* _Exercise objective_
Reproduce each line that includes the word "Page".

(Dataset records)
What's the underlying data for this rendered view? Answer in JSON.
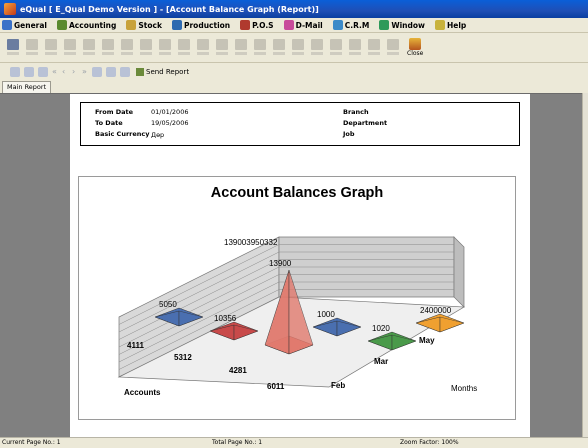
{
  "window": {
    "title": "eQual [ E_Qual Demo Version ] - [Account Balance Graph (Report)]"
  },
  "menu": [
    {
      "label": "General",
      "icon": "general-icon",
      "color": "#3b72c8"
    },
    {
      "label": "Accounting",
      "icon": "accounting-icon",
      "color": "#5a8a2e"
    },
    {
      "label": "Stock",
      "icon": "stock-icon",
      "color": "#c8a23b"
    },
    {
      "label": "Production",
      "icon": "production-icon",
      "color": "#2e6ab0"
    },
    {
      "label": "P.O.S",
      "icon": "pos-icon",
      "color": "#b03a2e"
    },
    {
      "label": "D-Mail",
      "icon": "dmail-icon",
      "color": "#c84b9a"
    },
    {
      "label": "C.R.M",
      "icon": "crm-icon",
      "color": "#3b8ac8"
    },
    {
      "label": "Window",
      "icon": "window-icon",
      "color": "#2e9a5a"
    },
    {
      "label": "Help",
      "icon": "help-icon",
      "color": "#c8b23b"
    }
  ],
  "toolbar": {
    "close_label": "Close"
  },
  "report_toolbar": {
    "send_report_label": "Send Report"
  },
  "tabs": [
    {
      "label": "Main Report"
    }
  ],
  "report_header": {
    "from_date_label": "From Date",
    "from_date_value": "01/01/2006",
    "to_date_label": "To Date",
    "to_date_value": "19/05/2006",
    "currency_label": "Basic Currency",
    "currency_value": "Дөр",
    "branch_label": "Branch",
    "department_label": "Department",
    "job_label": "Job"
  },
  "chart_data": {
    "type": "bar",
    "title": "Account Balances Graph",
    "xlabel": "Accounts",
    "zlabel": "Months",
    "accounts": [
      "4111",
      "5312",
      "4281",
      "6011"
    ],
    "months": [
      "Feb",
      "Mar",
      "May"
    ],
    "points": [
      {
        "account": "4111",
        "month": "Feb",
        "value": 5050,
        "label": "5050",
        "color": "#4a6fb0"
      },
      {
        "account": "5312",
        "month": "Feb",
        "value": 10356,
        "label": "10356",
        "color": "#c84a4a"
      },
      {
        "account": "4281",
        "month": "Mar",
        "value": 1000,
        "label": "1000",
        "color": "#4a6fb0"
      },
      {
        "account": "4281",
        "month": "Feb",
        "value": 13900,
        "label": "13900",
        "color": "#e17a6e"
      },
      {
        "account": "6011",
        "month": "Mar",
        "value": 1020,
        "label": "1020",
        "color": "#4a9a4a"
      },
      {
        "account": "6011",
        "month": "May",
        "value": 2400000,
        "label": "2400000",
        "color": "#f0a030"
      }
    ],
    "extra_labels": [
      "13900",
      "3950332"
    ]
  },
  "status": {
    "current_page": "Current Page No.: 1",
    "total_page": "Total Page No.: 1",
    "zoom": "Zoom Factor: 100%"
  }
}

* _Completed task_
    "current_page": "Current Page No.: 1",
    "total_page": "Total Page No.: 1",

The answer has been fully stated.